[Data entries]
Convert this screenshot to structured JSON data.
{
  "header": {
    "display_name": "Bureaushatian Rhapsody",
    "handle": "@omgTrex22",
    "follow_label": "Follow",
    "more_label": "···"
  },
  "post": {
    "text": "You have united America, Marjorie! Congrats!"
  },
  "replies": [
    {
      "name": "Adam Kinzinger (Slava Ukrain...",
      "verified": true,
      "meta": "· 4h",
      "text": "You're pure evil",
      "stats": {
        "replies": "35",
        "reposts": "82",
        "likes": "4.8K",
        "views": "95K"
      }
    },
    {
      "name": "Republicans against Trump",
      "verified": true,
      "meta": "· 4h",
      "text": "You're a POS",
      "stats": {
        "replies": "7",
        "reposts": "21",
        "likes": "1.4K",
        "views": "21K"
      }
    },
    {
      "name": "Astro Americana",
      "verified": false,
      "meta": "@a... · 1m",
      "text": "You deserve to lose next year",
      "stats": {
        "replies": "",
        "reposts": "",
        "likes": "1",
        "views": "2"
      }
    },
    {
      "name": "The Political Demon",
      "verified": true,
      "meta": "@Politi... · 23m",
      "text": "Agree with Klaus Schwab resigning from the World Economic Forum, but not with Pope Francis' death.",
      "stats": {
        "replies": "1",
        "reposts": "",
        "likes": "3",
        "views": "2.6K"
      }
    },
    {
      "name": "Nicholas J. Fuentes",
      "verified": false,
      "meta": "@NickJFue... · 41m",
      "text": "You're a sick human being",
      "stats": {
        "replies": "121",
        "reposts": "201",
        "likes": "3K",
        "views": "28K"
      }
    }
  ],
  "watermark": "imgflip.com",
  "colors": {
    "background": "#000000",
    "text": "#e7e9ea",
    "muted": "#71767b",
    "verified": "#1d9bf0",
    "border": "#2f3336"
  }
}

■ **WHAT YOU ARE ASKED TO DO**
Reproduce the data, keeping every line exactly the same.

■ **ANSWER FOR THIS EXERCISE**
Convert this screenshot to structured JSON data.
{
  "header": {
    "display_name": "Bureaushatian Rhapsody",
    "handle": "@omgTrex22",
    "follow_label": "Follow",
    "more_label": "···"
  },
  "post": {
    "text": "You have united America, Marjorie! Congrats!"
  },
  "replies": [
    {
      "name": "Adam Kinzinger (Slava Ukrain...",
      "verified": true,
      "meta": "· 4h",
      "text": "You're pure evil",
      "stats": {
        "replies": "35",
        "reposts": "82",
        "likes": "4.8K",
        "views": "95K"
      }
    },
    {
      "name": "Republicans against Trump",
      "verified": true,
      "meta": "· 4h",
      "text": "You're a POS",
      "stats": {
        "replies": "7",
        "reposts": "21",
        "likes": "1.4K",
        "views": "21K"
      }
    },
    {
      "name": "Astro Americana",
      "verified": false,
      "meta": "@a... · 1m",
      "text": "You deserve to lose next year",
      "stats": {
        "replies": "",
        "reposts": "",
        "likes": "1",
        "views": "2"
      }
    },
    {
      "name": "The Political Demon",
      "verified": true,
      "meta": "@Politi... · 23m",
      "text": "Agree with Klaus Schwab resigning from the World Economic Forum, but not with Pope Francis' death.",
      "stats": {
        "replies": "1",
        "reposts": "",
        "likes": "3",
        "views": "2.6K"
      }
    },
    {
      "name": "Nicholas J. Fuentes",
      "verified": false,
      "meta": "@NickJFue... · 41m",
      "text": "You're a sick human being",
      "stats": {
        "replies": "121",
        "reposts": "201",
        "likes": "3K",
        "views": "28K"
      }
    }
  ],
  "watermark": "imgflip.com",
  "colors": {
    "background": "#000000",
    "text": "#e7e9ea",
    "muted": "#71767b",
    "verified": "#1d9bf0",
    "border": "#2f3336"
  }
}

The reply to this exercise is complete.